PROBLEM DESCRIPTION: Return, word for word, the portion of the passage on agile story point estimation from "In agile software" up to and including "make priority decisions).".
----- PAGE EXTRACT -----
Agile Story Point Estimation

In agile software development tasks are documented as user stories. Then the level of effort for those stores can be estimated by assigning each story points. The velocity that can be produced in a period (called a sprint, for us 2 weeks) can be estimated. Thus you can predict what can be delivered in the next sprint (which can help business managers make priority decisions).

I have found estimation to be worthwhile. In doing so, we accept there is a great amount of variation but points give a hint to scale. They can help prioritize (if you have 5 things you want but 1 is much harder you may well drop that to the bottom). I have always accepted a great amount of variation in the velocity, worry about the variation I don’t find worthwhile. I do think trying to act as though the velocity is precise can lead to problems. At the same time having a measure of velocity, even accepting understanding variation was present, was useful.

Over time reducing variation (probably largely through better estimation and perhaps a few better tools, reduced technical debt, better documentation, testing…) is helpful and laudable. We made improvement but still lots of variation existed. The biggest help in reducing the measured velocity was breaking down large stories to more manageable sizes. The challenge of estimating user stories, I suspect, has some fairly high variation (even with good system improvements that can help reduce variation).

Large stories just can hide huge variation in what is really required once getting into implementing it.
----- PROVIDED INFORMATION -----
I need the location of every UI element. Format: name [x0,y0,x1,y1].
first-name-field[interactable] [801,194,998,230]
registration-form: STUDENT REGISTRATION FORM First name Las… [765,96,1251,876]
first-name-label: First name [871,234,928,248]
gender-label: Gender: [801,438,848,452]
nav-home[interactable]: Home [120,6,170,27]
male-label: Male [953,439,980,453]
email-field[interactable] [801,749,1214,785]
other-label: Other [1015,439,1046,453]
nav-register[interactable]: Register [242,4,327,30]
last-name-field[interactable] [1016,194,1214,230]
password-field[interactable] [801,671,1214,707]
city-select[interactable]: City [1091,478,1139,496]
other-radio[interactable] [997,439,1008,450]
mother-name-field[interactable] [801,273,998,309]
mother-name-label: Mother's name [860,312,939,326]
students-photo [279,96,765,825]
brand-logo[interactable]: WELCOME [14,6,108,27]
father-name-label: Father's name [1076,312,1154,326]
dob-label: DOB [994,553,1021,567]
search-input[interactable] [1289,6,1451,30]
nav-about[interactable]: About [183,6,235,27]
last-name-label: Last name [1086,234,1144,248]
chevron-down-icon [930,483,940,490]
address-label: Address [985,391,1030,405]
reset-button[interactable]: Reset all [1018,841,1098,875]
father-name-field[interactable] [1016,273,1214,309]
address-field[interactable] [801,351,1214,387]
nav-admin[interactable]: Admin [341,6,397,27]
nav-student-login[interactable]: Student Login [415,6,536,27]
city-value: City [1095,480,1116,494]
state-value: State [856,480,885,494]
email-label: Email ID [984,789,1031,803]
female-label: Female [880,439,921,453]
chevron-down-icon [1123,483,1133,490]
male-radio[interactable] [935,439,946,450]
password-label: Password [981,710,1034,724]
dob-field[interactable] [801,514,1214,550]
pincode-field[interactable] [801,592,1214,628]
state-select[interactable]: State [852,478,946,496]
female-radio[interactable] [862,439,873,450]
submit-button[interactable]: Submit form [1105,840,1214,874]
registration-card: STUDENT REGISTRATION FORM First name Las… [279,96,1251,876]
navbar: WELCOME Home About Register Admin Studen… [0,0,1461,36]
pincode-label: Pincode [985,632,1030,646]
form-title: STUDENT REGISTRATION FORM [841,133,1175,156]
-----
SOLUTION TO THE PROBLEM:
In agile software development tasks are documented as user stories. Then the level of effort for those stores can be estimated by assigning each story points. The velocity that can be produced in a period (called a sprint, for us 2 weeks) can be estimated. Thus you can predict what can be delivered in the next sprint (which can help business managers make priority decisions).